◆ Direction:
From the listing below, extract each line containing the string "трансфертов".

** start **

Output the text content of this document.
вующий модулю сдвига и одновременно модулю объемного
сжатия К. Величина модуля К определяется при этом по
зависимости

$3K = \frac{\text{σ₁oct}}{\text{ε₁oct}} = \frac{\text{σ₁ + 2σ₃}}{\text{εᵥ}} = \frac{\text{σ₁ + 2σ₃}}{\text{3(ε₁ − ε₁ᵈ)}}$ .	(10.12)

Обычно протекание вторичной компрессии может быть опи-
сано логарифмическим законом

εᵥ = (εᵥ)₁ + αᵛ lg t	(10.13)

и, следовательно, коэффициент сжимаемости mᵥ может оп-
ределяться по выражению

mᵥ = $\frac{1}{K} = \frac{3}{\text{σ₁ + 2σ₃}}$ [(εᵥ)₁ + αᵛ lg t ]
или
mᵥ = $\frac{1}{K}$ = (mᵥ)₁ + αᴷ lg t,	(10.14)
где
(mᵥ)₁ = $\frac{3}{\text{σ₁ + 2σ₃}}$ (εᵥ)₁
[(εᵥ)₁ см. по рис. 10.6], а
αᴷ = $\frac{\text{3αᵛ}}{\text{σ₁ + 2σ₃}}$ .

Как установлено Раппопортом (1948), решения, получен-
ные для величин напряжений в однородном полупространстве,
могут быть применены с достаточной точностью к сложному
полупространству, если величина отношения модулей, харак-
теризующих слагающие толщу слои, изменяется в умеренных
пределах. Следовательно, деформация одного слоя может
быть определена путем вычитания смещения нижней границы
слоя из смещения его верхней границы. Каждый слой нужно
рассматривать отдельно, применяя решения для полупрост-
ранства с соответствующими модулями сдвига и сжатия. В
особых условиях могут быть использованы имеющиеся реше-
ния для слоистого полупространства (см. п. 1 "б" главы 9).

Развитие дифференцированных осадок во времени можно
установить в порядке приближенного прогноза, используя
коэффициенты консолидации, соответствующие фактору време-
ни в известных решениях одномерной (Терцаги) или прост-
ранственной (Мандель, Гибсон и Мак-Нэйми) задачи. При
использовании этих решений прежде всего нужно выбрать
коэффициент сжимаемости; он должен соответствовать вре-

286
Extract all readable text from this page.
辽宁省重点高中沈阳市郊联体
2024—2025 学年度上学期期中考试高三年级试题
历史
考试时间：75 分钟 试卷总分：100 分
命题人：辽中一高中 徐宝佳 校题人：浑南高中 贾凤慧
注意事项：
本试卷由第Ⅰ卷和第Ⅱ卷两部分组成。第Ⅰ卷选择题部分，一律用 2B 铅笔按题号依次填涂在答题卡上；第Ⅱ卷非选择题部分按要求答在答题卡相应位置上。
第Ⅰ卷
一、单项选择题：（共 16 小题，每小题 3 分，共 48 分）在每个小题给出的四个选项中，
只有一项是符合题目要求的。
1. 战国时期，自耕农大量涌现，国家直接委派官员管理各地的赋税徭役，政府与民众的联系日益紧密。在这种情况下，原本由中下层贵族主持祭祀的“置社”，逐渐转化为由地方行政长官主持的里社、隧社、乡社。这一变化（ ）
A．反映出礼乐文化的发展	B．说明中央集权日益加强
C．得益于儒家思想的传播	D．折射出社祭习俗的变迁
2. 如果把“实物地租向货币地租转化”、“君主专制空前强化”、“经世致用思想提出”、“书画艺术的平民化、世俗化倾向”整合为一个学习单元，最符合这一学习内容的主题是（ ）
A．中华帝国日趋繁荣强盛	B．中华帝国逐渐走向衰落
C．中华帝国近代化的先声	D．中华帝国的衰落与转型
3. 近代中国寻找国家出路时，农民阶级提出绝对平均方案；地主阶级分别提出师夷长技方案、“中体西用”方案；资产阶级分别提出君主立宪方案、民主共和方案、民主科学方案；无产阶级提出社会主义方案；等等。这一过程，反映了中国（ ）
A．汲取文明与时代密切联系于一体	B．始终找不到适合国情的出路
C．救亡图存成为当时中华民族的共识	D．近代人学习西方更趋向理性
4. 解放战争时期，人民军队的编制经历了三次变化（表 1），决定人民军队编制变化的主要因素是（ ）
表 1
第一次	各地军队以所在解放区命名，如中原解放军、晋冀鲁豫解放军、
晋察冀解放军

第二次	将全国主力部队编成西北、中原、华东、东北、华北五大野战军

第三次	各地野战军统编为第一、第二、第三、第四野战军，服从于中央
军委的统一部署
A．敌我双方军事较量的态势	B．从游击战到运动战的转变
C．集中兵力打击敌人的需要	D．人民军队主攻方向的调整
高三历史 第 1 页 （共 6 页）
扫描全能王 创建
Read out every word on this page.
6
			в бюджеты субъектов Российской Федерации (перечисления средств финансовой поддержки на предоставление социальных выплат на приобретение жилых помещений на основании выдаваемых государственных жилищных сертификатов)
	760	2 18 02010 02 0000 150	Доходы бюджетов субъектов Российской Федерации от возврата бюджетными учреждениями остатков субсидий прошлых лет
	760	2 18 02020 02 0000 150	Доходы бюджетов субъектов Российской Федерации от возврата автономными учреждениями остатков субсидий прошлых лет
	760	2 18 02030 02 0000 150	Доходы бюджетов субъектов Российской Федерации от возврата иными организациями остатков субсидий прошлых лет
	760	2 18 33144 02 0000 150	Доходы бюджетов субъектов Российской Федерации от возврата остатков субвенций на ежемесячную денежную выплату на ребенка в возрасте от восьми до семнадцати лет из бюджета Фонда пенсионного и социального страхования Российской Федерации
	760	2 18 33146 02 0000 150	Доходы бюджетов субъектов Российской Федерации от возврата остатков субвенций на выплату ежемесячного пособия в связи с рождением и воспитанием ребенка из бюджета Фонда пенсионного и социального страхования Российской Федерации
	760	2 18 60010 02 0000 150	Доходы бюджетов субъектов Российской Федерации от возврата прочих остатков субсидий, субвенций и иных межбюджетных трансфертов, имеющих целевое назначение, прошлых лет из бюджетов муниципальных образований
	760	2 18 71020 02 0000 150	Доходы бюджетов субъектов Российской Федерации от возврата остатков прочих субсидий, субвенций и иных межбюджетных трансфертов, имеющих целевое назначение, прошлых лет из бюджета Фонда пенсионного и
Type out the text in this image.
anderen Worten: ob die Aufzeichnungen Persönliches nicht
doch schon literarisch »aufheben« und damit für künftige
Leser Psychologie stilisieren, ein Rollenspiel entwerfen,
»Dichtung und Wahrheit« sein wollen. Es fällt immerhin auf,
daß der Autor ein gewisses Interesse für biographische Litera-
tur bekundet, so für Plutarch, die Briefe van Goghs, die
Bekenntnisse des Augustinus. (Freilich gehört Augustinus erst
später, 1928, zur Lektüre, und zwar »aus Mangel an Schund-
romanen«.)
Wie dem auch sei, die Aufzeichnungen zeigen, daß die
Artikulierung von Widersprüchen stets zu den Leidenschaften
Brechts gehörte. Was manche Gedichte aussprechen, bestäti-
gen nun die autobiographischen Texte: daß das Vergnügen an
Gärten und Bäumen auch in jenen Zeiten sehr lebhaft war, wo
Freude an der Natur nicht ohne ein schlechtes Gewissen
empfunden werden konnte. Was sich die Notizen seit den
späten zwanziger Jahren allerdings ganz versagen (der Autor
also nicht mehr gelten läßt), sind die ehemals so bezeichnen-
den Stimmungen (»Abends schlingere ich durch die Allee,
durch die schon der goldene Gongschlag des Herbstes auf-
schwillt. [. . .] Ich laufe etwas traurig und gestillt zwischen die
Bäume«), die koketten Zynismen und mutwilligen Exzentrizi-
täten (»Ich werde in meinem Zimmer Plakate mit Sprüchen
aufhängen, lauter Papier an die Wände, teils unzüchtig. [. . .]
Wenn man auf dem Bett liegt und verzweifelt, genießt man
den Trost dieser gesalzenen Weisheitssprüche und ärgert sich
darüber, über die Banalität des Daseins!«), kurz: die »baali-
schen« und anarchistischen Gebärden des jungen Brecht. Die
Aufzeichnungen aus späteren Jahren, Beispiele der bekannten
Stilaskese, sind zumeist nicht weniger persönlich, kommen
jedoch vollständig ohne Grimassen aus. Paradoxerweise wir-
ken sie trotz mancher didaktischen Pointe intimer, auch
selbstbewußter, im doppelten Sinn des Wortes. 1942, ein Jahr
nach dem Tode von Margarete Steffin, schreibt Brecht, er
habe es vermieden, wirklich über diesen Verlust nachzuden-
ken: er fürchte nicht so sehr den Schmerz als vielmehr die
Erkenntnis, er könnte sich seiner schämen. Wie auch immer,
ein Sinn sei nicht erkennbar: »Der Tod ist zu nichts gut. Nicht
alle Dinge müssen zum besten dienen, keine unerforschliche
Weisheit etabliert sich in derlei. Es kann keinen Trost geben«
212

** end **

◆ Complete answer:
	760	2 18 60010 02 0000 150	Доходы бюджетов субъектов Российской Федерации от возврата прочих остатков субсидий, субвенций и иных межбюджетных трансфертов, имеющих целевое назначение, прошлых лет из бюджетов муниципальных образований
	760	2 18 71020 02 0000 150	Доходы бюджетов субъектов Российской Федерации от возврата остатков прочих субсидий, субвенций и иных межбюджетных трансфертов, имеющих целевое назначение, прошлых лет из бюджета Фонда пенсионного и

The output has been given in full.